What to do:
Repeat the records below exactly, leaving out every picture.

Working data:
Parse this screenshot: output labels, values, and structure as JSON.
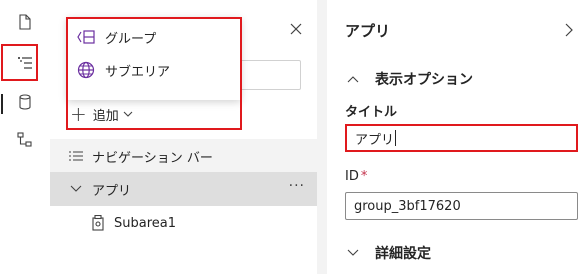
{
  "popup_menu": {
    "items": [
      {
        "label": "グループ",
        "icon": "group-icon"
      },
      {
        "label": "サブエリア",
        "icon": "globe-icon"
      }
    ]
  },
  "tree": {
    "add_label": "追加",
    "rows": [
      {
        "label": "ナビゲーション バー",
        "icon": "list-icon"
      },
      {
        "label": "アプリ",
        "icon": "chevron-down-icon",
        "more": "···"
      },
      {
        "label": "Subarea1",
        "icon": "subarea-icon"
      }
    ]
  },
  "props": {
    "title": "アプリ",
    "section_display": "表示オプション",
    "title_label": "タイトル",
    "title_value": "アプリ",
    "id_label": "ID",
    "id_required": "*",
    "id_value": "group_3bf17620",
    "section_detail": "詳細設定"
  },
  "colors": {
    "highlight_border": "#e0191d",
    "selected_row": "#dedede",
    "nav_row": "#f3f3f3"
  }
}
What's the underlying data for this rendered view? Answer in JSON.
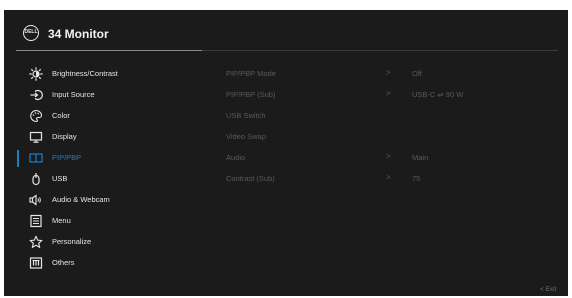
{
  "header": {
    "logo_text": "DELL",
    "title": "34 Monitor"
  },
  "menu": {
    "items": [
      {
        "label": "Brightness/Contrast",
        "icon": "brightness-icon"
      },
      {
        "label": "Input Source",
        "icon": "input-source-icon"
      },
      {
        "label": "Color",
        "icon": "color-palette-icon"
      },
      {
        "label": "Display",
        "icon": "display-icon"
      },
      {
        "label": "PIP/PBP",
        "icon": "pip-pbp-icon"
      },
      {
        "label": "USB",
        "icon": "usb-icon"
      },
      {
        "label": "Audio & Webcam",
        "icon": "audio-webcam-icon"
      },
      {
        "label": "Menu",
        "icon": "menu-icon"
      },
      {
        "label": "Personalize",
        "icon": "star-icon"
      },
      {
        "label": "Others",
        "icon": "others-icon"
      }
    ],
    "active_index": 4
  },
  "submenu": {
    "items": [
      {
        "label": "PIP/PBP Mode",
        "arrow": ">",
        "value": "Off"
      },
      {
        "label": "PIP/PBP (Sub)",
        "arrow": ">",
        "value": "USB-C ⇌ 90 W"
      },
      {
        "label": "USB Switch",
        "arrow": "",
        "value": ""
      },
      {
        "label": "Video Swap",
        "arrow": "",
        "value": ""
      },
      {
        "label": "Audio",
        "arrow": ">",
        "value": "Main"
      },
      {
        "label": "Contrast (Sub)",
        "arrow": ">",
        "value": "75"
      }
    ]
  },
  "footer": {
    "exit_label": "< Exit"
  },
  "colors": {
    "background": "#1b1b1b",
    "accent": "#1e7fc9",
    "text": "#e6e6e6",
    "disabled_text": "#5a5a5a"
  }
}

The reply:
Parse this screenshot: output labels, values, and structure as JSON.
{
  "popup_menu": {
    "items": [
      {
        "label": "グループ",
        "icon": "group-icon"
      },
      {
        "label": "サブエリア",
        "icon": "globe-icon"
      }
    ]
  },
  "tree": {
    "add_label": "追加",
    "rows": [
      {
        "label": "ナビゲーション バー",
        "icon": "list-icon"
      },
      {
        "label": "アプリ",
        "icon": "chevron-down-icon",
        "more": "···"
      },
      {
        "label": "Subarea1",
        "icon": "subarea-icon"
      }
    ]
  },
  "props": {
    "title": "アプリ",
    "section_display": "表示オプション",
    "title_label": "タイトル",
    "title_value": "アプリ",
    "id_label": "ID",
    "id_required": "*",
    "id_value": "group_3bf17620",
    "section_detail": "詳細設定"
  },
  "colors": {
    "highlight_border": "#e0191d",
    "selected_row": "#dedede",
    "nav_row": "#f3f3f3"
  }
}
What's the underlying data for this rendered view? Answer in JSON.
{
  "header": {
    "logo_text": "DELL",
    "title": "34 Monitor"
  },
  "menu": {
    "items": [
      {
        "label": "Brightness/Contrast",
        "icon": "brightness-icon"
      },
      {
        "label": "Input Source",
        "icon": "input-source-icon"
      },
      {
        "label": "Color",
        "icon": "color-palette-icon"
      },
      {
        "label": "Display",
        "icon": "display-icon"
      },
      {
        "label": "PIP/PBP",
        "icon": "pip-pbp-icon"
      },
      {
        "label": "USB",
        "icon": "usb-icon"
      },
      {
        "label": "Audio & Webcam",
        "icon": "audio-webcam-icon"
      },
      {
        "label": "Menu",
        "icon": "menu-icon"
      },
      {
        "label": "Personalize",
        "icon": "star-icon"
      },
      {
        "label": "Others",
        "icon": "others-icon"
      }
    ],
    "active_index": 4
  },
  "submenu": {
    "items": [
      {
        "label": "PIP/PBP Mode",
        "arrow": ">",
        "value": "Off"
      },
      {
        "label": "PIP/PBP (Sub)",
        "arrow": ">",
        "value": "USB-C ⇌ 90 W"
      },
      {
        "label": "USB Switch",
        "arrow": "",
        "value": ""
      },
      {
        "label": "Video Swap",
        "arrow": "",
        "value": ""
      },
      {
        "label": "Audio",
        "arrow": ">",
        "value": "Main"
      },
      {
        "label": "Contrast (Sub)",
        "arrow": ">",
        "value": "75"
      }
    ]
  },
  "footer": {
    "exit_label": "< Exit"
  },
  "colors": {
    "background": "#1b1b1b",
    "accent": "#1e7fc9",
    "text": "#e6e6e6",
    "disabled_text": "#5a5a5a"
  }
}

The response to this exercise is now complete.